**Material for the task:**
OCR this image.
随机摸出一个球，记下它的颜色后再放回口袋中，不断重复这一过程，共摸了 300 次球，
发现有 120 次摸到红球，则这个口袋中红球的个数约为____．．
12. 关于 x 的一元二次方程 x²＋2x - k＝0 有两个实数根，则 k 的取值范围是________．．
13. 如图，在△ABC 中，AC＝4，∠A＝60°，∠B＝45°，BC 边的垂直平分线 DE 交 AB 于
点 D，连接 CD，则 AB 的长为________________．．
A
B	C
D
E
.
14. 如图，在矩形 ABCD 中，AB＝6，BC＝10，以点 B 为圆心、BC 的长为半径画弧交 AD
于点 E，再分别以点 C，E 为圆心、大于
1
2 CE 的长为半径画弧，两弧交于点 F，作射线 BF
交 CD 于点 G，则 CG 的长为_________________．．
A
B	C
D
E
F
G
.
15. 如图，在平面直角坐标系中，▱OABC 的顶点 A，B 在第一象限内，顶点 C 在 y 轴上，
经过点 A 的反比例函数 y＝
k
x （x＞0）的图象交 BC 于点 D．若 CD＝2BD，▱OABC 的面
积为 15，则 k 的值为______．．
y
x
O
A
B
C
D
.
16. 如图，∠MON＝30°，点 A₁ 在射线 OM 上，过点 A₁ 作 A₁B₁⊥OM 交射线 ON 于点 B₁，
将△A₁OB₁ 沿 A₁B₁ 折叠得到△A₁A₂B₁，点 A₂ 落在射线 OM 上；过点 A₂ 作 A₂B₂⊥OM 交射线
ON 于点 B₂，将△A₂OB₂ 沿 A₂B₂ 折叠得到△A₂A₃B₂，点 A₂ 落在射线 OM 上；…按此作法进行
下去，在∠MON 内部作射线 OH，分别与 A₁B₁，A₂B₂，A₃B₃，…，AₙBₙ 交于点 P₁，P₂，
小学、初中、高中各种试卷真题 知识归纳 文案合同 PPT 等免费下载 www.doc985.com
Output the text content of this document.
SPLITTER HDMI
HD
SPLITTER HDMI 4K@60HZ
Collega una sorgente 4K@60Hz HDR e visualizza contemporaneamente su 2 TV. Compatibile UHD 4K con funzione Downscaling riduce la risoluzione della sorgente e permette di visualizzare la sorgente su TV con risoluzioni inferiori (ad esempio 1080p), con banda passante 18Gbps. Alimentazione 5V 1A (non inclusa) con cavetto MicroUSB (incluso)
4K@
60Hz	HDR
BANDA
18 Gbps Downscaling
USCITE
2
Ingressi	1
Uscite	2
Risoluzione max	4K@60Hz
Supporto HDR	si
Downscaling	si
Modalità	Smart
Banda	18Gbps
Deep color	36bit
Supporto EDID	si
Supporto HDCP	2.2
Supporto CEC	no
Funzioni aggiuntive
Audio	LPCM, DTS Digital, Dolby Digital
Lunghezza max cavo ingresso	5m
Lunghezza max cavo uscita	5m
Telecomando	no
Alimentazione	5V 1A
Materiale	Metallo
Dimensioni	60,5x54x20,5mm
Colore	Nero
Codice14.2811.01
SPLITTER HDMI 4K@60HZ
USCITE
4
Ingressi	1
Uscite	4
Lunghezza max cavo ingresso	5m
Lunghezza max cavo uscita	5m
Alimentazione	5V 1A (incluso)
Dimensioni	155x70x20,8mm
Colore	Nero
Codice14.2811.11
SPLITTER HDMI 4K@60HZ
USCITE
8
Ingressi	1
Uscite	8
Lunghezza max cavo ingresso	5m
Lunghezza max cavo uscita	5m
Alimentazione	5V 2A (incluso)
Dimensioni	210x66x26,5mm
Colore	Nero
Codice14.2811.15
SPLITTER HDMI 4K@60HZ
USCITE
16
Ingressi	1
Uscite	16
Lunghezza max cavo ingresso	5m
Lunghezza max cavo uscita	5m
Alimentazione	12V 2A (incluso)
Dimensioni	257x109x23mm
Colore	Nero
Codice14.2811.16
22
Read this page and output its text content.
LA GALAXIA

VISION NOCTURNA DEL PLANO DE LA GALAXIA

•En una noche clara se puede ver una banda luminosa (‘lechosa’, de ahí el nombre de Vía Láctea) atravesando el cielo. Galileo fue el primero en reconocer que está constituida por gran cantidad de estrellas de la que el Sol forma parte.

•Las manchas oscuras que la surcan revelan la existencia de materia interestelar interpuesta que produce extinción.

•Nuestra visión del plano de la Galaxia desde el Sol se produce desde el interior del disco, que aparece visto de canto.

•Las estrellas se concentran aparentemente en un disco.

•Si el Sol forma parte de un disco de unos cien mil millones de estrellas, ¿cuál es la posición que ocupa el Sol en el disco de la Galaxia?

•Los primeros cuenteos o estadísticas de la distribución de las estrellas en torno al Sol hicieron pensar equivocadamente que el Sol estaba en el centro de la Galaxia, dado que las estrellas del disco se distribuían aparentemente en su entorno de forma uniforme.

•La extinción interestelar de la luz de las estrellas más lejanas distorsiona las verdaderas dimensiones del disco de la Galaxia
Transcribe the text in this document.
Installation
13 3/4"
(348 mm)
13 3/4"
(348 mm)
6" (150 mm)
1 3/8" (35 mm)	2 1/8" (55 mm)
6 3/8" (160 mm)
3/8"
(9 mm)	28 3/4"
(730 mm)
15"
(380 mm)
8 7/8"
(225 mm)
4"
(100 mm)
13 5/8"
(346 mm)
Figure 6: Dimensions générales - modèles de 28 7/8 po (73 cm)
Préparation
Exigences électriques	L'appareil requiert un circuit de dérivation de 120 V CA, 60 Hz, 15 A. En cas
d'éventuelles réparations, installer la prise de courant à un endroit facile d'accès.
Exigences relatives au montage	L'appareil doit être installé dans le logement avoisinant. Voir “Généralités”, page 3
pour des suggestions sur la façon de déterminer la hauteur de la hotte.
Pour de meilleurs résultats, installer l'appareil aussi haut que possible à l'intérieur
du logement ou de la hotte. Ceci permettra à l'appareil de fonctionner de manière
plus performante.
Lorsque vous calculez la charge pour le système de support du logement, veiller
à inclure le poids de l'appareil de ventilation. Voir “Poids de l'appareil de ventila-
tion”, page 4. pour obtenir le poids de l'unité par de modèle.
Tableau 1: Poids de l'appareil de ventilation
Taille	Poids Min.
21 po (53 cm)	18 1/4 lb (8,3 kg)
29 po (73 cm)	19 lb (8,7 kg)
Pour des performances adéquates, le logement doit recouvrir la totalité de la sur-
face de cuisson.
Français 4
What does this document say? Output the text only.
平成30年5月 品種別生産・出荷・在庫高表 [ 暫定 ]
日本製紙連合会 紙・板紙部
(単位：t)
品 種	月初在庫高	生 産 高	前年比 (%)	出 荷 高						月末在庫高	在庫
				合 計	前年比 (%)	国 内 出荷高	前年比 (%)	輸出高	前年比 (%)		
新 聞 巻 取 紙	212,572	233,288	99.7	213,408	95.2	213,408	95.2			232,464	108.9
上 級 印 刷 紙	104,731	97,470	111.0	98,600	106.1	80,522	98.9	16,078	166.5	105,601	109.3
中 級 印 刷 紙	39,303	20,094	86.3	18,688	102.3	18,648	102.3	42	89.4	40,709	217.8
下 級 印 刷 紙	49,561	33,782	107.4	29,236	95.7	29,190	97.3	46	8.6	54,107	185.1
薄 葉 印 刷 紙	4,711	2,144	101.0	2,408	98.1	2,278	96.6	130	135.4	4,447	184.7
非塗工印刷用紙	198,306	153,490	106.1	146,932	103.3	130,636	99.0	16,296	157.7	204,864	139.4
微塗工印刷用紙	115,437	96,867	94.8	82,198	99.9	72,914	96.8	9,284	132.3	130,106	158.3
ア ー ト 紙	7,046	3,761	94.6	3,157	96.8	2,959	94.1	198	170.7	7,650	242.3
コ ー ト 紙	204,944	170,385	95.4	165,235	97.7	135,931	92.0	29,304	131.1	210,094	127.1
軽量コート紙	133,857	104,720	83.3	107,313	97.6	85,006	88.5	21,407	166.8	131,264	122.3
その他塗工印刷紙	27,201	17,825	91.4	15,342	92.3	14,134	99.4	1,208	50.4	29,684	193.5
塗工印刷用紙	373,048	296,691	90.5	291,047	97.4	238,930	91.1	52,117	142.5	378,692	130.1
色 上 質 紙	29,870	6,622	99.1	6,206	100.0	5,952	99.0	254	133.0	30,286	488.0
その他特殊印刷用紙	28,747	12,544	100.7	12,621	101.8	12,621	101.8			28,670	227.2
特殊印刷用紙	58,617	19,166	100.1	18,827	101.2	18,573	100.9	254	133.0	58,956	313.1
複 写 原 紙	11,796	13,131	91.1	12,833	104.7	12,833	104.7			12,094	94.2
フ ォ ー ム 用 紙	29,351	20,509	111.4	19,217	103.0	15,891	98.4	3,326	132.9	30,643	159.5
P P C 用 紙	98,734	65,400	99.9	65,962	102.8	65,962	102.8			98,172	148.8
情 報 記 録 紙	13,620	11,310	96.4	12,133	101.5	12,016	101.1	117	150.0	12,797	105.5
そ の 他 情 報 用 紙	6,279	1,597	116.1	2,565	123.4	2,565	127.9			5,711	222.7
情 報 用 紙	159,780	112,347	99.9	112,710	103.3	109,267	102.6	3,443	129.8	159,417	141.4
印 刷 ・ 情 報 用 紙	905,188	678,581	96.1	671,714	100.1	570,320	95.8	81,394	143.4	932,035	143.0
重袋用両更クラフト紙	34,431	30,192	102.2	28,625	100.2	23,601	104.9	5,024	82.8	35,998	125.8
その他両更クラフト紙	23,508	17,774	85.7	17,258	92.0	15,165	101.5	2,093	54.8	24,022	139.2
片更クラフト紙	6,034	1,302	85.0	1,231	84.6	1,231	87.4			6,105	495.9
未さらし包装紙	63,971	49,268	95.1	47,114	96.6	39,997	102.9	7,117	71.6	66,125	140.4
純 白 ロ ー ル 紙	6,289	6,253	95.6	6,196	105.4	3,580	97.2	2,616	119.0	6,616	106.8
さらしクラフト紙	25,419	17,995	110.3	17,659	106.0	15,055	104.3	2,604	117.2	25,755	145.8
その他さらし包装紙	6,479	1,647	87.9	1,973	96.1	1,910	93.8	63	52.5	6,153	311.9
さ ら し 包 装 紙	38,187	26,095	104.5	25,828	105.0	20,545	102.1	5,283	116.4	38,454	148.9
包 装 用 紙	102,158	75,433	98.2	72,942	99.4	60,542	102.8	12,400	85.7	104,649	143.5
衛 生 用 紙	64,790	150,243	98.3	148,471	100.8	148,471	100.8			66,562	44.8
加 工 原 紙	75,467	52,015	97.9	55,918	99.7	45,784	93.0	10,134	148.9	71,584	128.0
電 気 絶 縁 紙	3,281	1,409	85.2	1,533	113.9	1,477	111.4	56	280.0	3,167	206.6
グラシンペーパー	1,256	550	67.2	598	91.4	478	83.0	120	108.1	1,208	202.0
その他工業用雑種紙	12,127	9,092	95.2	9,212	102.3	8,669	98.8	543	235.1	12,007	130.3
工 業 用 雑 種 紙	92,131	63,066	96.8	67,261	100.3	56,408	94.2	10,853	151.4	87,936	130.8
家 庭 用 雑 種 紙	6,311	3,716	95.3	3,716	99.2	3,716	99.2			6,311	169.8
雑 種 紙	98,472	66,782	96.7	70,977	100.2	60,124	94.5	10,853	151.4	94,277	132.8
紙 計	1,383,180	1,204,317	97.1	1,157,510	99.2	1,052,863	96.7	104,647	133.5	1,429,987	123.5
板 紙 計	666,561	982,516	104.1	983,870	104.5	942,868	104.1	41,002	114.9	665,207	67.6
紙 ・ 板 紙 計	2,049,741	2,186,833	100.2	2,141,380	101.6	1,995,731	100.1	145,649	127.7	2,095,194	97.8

**Aim of the task:**
Gather each line in the entries above where the string "logement" is found.

**In response:**
Exigences relatives au montage	L'appareil doit être installé dans le logement avoisinant. Voir “Généralités”, page 3
du logement ou de la hotte. Ceci permettra à l'appareil de fonctionner de manière
Lorsque vous calculez la charge pour le système de support du logement, veiller
Pour des performances adéquates, le logement doit recouvrir la totalité de la sur-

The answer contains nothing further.